» **STATED EXERCISE A**
Convert the listing lines into a Markdown table with the columns No. and Entry, one row number per line and blank lines omitted. Start with the line containing "table-row[interactable]: Shared PC" and continue through the line containing "table-row[interactable]: GraphicsPerfSvc Graphics".

» **SUPPLIED TEXT**
Chain replication : how to build an effective KV-storage (part 1/2)

Anton Zagorskii
Published in
11 min readNov 22, 2018


In this article I’ll consider a system design of simple and effective KV-storages which use chain replication. Chain replication (CR) has been proved to have good performance and is under active research.

This is a first part of the big article (here is the second part) and it is organized as follows: first, we’ll talk about general approach and then we’ll consider implementations:

  1. State the problem and compare CR with the primary/backup approach.
  2. CR — basic approach.
  3. CR — apportioned queries.
  4. FAWN: a Fast Array of Wimpy Nodes.

1. Introduction

1.1 The problem

Let’s imagine that we want to design a very simple key-value storage system. The storage should have minimalistic interface:

  • write(key, object) : save/update key’s value.
  • read(key) : return key’s value.

We also know that the size of the dataset is relatively small — it fits entirely in one server (so we don’t need to think about sharding) and we expect a quite high amount of read/write queries.

» **RECORDS SHOWN**
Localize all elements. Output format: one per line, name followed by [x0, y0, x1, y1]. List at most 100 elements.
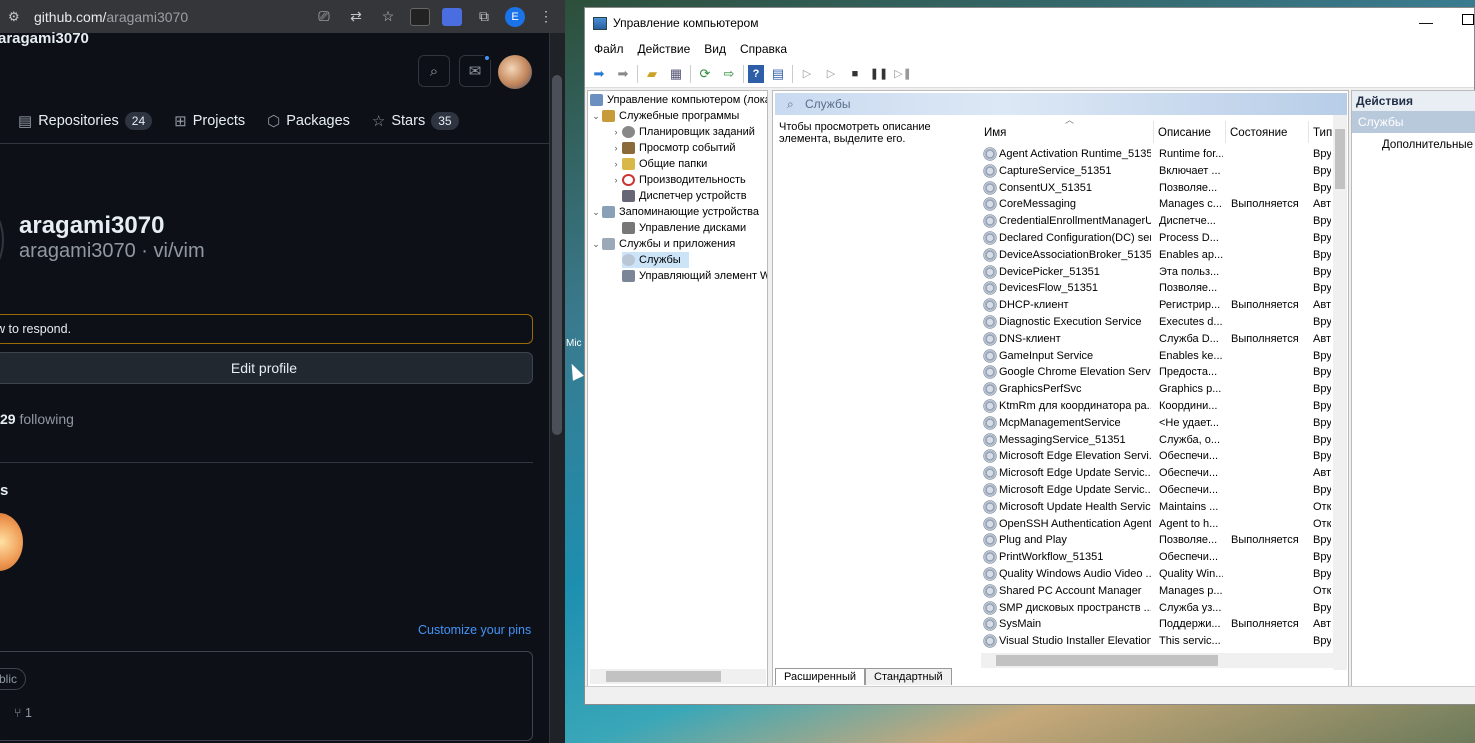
table-row[interactable]: Shared PC Account Manager Manages p... Отк	[979, 583, 1331, 600]
table-row[interactable]: KtmRm для координатора ра... Координи... В…	[979, 398, 1331, 415]
actions-more[interactable]: Дополнительные	[1352, 133, 1475, 151]
table-row[interactable]: McpManagementService <Не удает... Вру	[979, 415, 1331, 432]
menu-file[interactable]: Файл	[594, 42, 624, 56]
table-row[interactable]: Microsoft Edge Update Servic... Обеспечи.…	[979, 482, 1331, 499]
translate-icon[interactable]: ⇄	[345, 6, 367, 28]
start-service-alt-icon[interactable]: ▷	[821, 64, 841, 84]
table-row[interactable]: GameInput Service Enables ke... Вру	[979, 348, 1331, 365]
user-avatar[interactable]	[498, 55, 532, 89]
table-row[interactable]: OpenSSH Authentication Agent Agent to h..…	[979, 516, 1331, 533]
table-row[interactable]: Visual Studio Installer Elevation... This…	[979, 633, 1331, 650]
table-row[interactable]: CredentialEnrollmentManagerU... Диспетче.…	[979, 213, 1331, 230]
site-info-icon[interactable]: ⚙	[8, 9, 24, 25]
column-separator[interactable]	[1225, 121, 1226, 143]
table-row[interactable]: MessagingService_51351 Служба, о... Вру	[979, 432, 1331, 449]
show-hide-tree-icon[interactable]: ▦	[666, 64, 686, 84]
tab-stars[interactable]: ☆ Stars 35	[372, 112, 459, 130]
table-row[interactable]: PrintWorkflow_51351 Обеспечи... Вру	[979, 549, 1331, 566]
menu-view[interactable]: Вид	[704, 42, 726, 56]
extensions-puzzle-icon[interactable]: ⧉	[473, 6, 495, 28]
restart-service-icon[interactable]: ▷❚	[893, 64, 913, 84]
refresh-icon[interactable]: ⟳	[695, 64, 715, 84]
tab-standard[interactable]: Стандартный	[865, 668, 952, 685]
table-row[interactable]: Microsoft Update Health Service Maintains…	[979, 499, 1331, 516]
tree-item-storage[interactable]: ⌄ Запоминающие устройства	[590, 204, 759, 220]
tree-horizontal-scrollbar[interactable]	[590, 669, 766, 684]
table-row[interactable]: DNS-клиент Служба D... Выполняется Авт	[979, 331, 1331, 348]
table-row[interactable]: DHCP-клиент Регистрир... Выполняется Авт	[979, 297, 1331, 314]
export-list-icon[interactable]: ⇨	[719, 64, 739, 84]
pause-service-icon[interactable]: ❚❚	[869, 64, 889, 84]
table-row[interactable]: GraphicsPerfSvc Graphics p... Вру	[979, 381, 1331, 398]
desktop-icon-label[interactable]: Mic	[566, 338, 582, 349]
scrollbar-thumb[interactable]	[1335, 129, 1345, 189]
tab-extended[interactable]: Расширенный	[775, 668, 865, 685]
scrollbar-thumb[interactable]	[552, 75, 562, 435]
table-row[interactable]: DeviceAssociationBroker_51351 Enables ap.…	[979, 247, 1331, 264]
tree-item-task-scheduler[interactable]: › Планировщик заданий	[610, 124, 755, 140]
menu-help[interactable]: Справка	[740, 42, 787, 56]
table-row[interactable]: Diagnostic Execution Service Executes d..…	[979, 314, 1331, 331]
table-row[interactable]: Google Chrome Elevation Servi... Предоста…	[979, 364, 1331, 381]
expand-chevron-icon[interactable]: ›	[610, 143, 622, 153]
tree-item-system-tools[interactable]: ⌄ Служебные программы	[590, 108, 739, 124]
pinned-repo-card[interactable]	[0, 651, 533, 741]
table-row[interactable]: ConsentUX_51351 Позволяе... Вру	[979, 180, 1331, 197]
minimize-button[interactable]: —	[1419, 14, 1433, 30]
tree-item-event-viewer[interactable]: › Просмотр событий	[610, 140, 736, 156]
scrollbar-thumb[interactable]	[606, 671, 721, 682]
table-row[interactable]: SMP дисковых пространств ... Служба уз...…	[979, 600, 1331, 617]
table-row[interactable]: Microsoft Edge Update Servic... Обеспечи.…	[979, 465, 1331, 482]
url-field[interactable]: github.com/aragami3070	[34, 9, 303, 25]
forward-arrow-icon[interactable]: ➡	[613, 64, 633, 84]
table-row[interactable]: Quality Windows Audio Video ... Quality W…	[979, 566, 1331, 583]
tree-item-device-manager[interactable]: Диспетчер устройств	[622, 188, 747, 204]
tree-item-wmi-control[interactable]: Управляющий элемент W	[622, 268, 767, 284]
window-titlebar[interactable]: Управление компьютером	[585, 8, 1474, 38]
column-header-name[interactable]: Имя	[984, 127, 1006, 139]
customize-pins-link[interactable]: Customize your pins	[418, 623, 531, 637]
services-vertical-scrollbar[interactable]	[1333, 115, 1347, 670]
table-row[interactable]: CaptureService_51351 Включает ... Вру	[979, 163, 1331, 180]
menu-kebab-icon[interactable]: ⋮	[535, 6, 557, 28]
expand-chevron-icon[interactable]: ⌄	[590, 111, 602, 122]
table-row[interactable]: CoreMessaging Manages c... Выполняется Авт	[979, 196, 1331, 213]
column-header-type[interactable]: Тип	[1313, 127, 1332, 139]
status-message[interactable]: w to respond.	[0, 314, 533, 344]
menu-action[interactable]: Действие	[638, 42, 691, 56]
tree-item-services-apps[interactable]: ⌄ Службы и приложения	[590, 236, 735, 252]
chrome-profile-avatar[interactable]: E	[505, 6, 525, 27]
expand-chevron-icon[interactable]: ⌄	[590, 239, 602, 250]
table-row[interactable]: DevicesFlow_51351 Позволяе... Вру	[979, 280, 1331, 297]
header-username[interactable]: aragami3070	[0, 30, 89, 47]
table-row[interactable]: Plug and Play Позволяе... Выполняется Вру	[979, 532, 1331, 549]
column-header-description[interactable]: Описание	[1158, 127, 1211, 139]
search-button[interactable]: ⌕	[418, 55, 450, 87]
table-row[interactable]: Declared Configuration(DC) ser... Process…	[979, 230, 1331, 247]
properties-icon[interactable]: ▤	[768, 64, 788, 84]
start-service-icon[interactable]: ▷	[797, 64, 817, 84]
tree-item-shared-folders[interactable]: › Общие папки	[610, 156, 707, 172]
profile-avatar-large[interactable]	[0, 205, 4, 275]
bookmark-star-icon[interactable]: ☆	[377, 6, 399, 28]
install-app-icon[interactable]: ⎚	[313, 6, 335, 28]
following-link[interactable]: 29 following	[0, 411, 74, 427]
tab-packages[interactable]: ⬡ Packages	[267, 112, 350, 130]
expand-chevron-icon[interactable]: ⌄	[590, 207, 602, 218]
extension-translate-icon[interactable]	[441, 6, 463, 28]
table-row[interactable]: Microsoft Edge Elevation Servi... Обеспеч…	[979, 448, 1331, 465]
expand-chevron-icon[interactable]: ›	[610, 175, 622, 185]
achievement-badge[interactable]	[0, 513, 23, 571]
fork-count[interactable]: ⑂ 1	[14, 706, 32, 720]
browser-scrollbar[interactable]	[549, 33, 565, 743]
extension-cat-icon[interactable]	[409, 6, 431, 28]
tree-item-computer-management[interactable]: Управление компьютером (лока	[590, 92, 767, 108]
tree-item-services[interactable]: Службы	[622, 252, 689, 268]
tab-projects[interactable]: ⊞ Projects	[174, 112, 245, 130]
stop-service-icon[interactable]: ■	[845, 64, 865, 84]
column-separator[interactable]	[1153, 121, 1154, 143]
column-separator[interactable]	[1308, 121, 1309, 143]
edit-profile-button[interactable]: Edit profile	[0, 352, 533, 384]
actions-services-section[interactable]: Службы	[1352, 111, 1475, 133]
tree-item-disk-management[interactable]: Управление дисками	[622, 220, 746, 236]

» **STATED EXERCISE B**
Answer these questions from the chain replication article:
(i) Which two operations make up the minimalistic interface of the storage?
(ii) Why is sharding not a concern for the dataset?
(iii) What does FAWN stand for?

» **COMPLETE OUTPUT A**
| No. | Entry |
|---|---|
| 1 | table-row[interactable]: Shared PC Account Manager Manages p... Отк	[979, 583, 1331, 600] |
| 2 | table-row[interactable]: KtmRm для координатора ра... Координи... В…	[979, 398, 1331, 415] |
| 3 | actions-more[interactable]: Дополнительные	[1352, 133, 1475, 151] |
| 4 | table-row[interactable]: McpManagementService <Не удает... Вру	[979, 415, 1331, 432] |
| 5 | menu-file[interactable]: Файл	[594, 42, 624, 56] |
| 6 | table-row[interactable]: Microsoft Edge Update Servic... Обеспечи.…	[979, 482, 1331, 499] |
| 7 | translate-icon[interactable]: ⇄	[345, 6, 367, 28] |
| 8 | start-service-alt-icon[interactable]: ▷	[821, 64, 841, 84] |
| 9 | table-row[interactable]: GameInput Service Enables ke... Вру	[979, 348, 1331, 365] |
| 10 | user-avatar[interactable]	[498, 55, 532, 89] |
| 11 | table-row[interactable]: OpenSSH Authentication Agent Agent to h..…	[979, 516, 1331, 533] |
| 12 | table-row[interactable]: Visual Studio Installer Elevation... This…	[979, 633, 1331, 650] |
| 13 | table-row[interactable]: CredentialEnrollmentManagerU... Диспетче.…	[979, 213, 1331, 230] |
| 14 | site-info-icon[interactable]: ⚙	[8, 9, 24, 25] |
| 15 | column-separator[interactable]	[1225, 121, 1226, 143] |
| 16 | table-row[interactable]: MessagingService_51351 Служба, о... Вру	[979, 432, 1331, 449] |
| 17 | show-hide-tree-icon[interactable]: ▦	[666, 64, 686, 84] |
| 18 | tab-stars[interactable]: ☆ Stars 35	[372, 112, 459, 130] |
| 19 | table-row[interactable]: PrintWorkflow_51351 Обеспечи... Вру	[979, 549, 1331, 566] |
| 20 | menu-view[interactable]: Вид	[704, 42, 726, 56] |
| 21 | extensions-puzzle-icon[interactable]: ⧉	[473, 6, 495, 28] |
| 22 | restart-service-icon[interactable]: ▷❚	[893, 64, 913, 84] |
| 23 | refresh-icon[interactable]: ⟳	[695, 64, 715, 84] |
| 24 | tab-standard[interactable]: Стандартный	[865, 668, 952, 685] |
| 25 | table-row[interactable]: Microsoft Update Health Service Maintains…	[979, 499, 1331, 516] |
| 26 | tree-item-storage[interactable]: ⌄ Запоминающие устройства	[590, 204, 759, 220] |
| 27 | tree-horizontal-scrollbar[interactable]	[590, 669, 766, 684] |
| 28 | table-row[interactable]: DNS-клиент Служба D... Выполняется Авт	[979, 331, 1331, 348] |
| 29 | table-row[interactable]: DHCP-клиент Регистрир... Выполняется Авт	[979, 297, 1331, 314] |
| 30 | export-list-icon[interactable]: ⇨	[719, 64, 739, 84] |
| 31 | pause-service-icon[interactable]: ❚❚	[869, 64, 889, 84] |
| 32 | table-row[interactable]: GraphicsPerfSvc Graphics p... Вру	[979, 381, 1331, 398] |

» **COMPLETE OUTPUT B**
(i) write(key, object), which saves or updates the key's value, and read(key), which returns the key's value.
(ii) The dataset is relatively small and fits entirely in one server.
(iii) A Fast Array of Wimpy Nodes.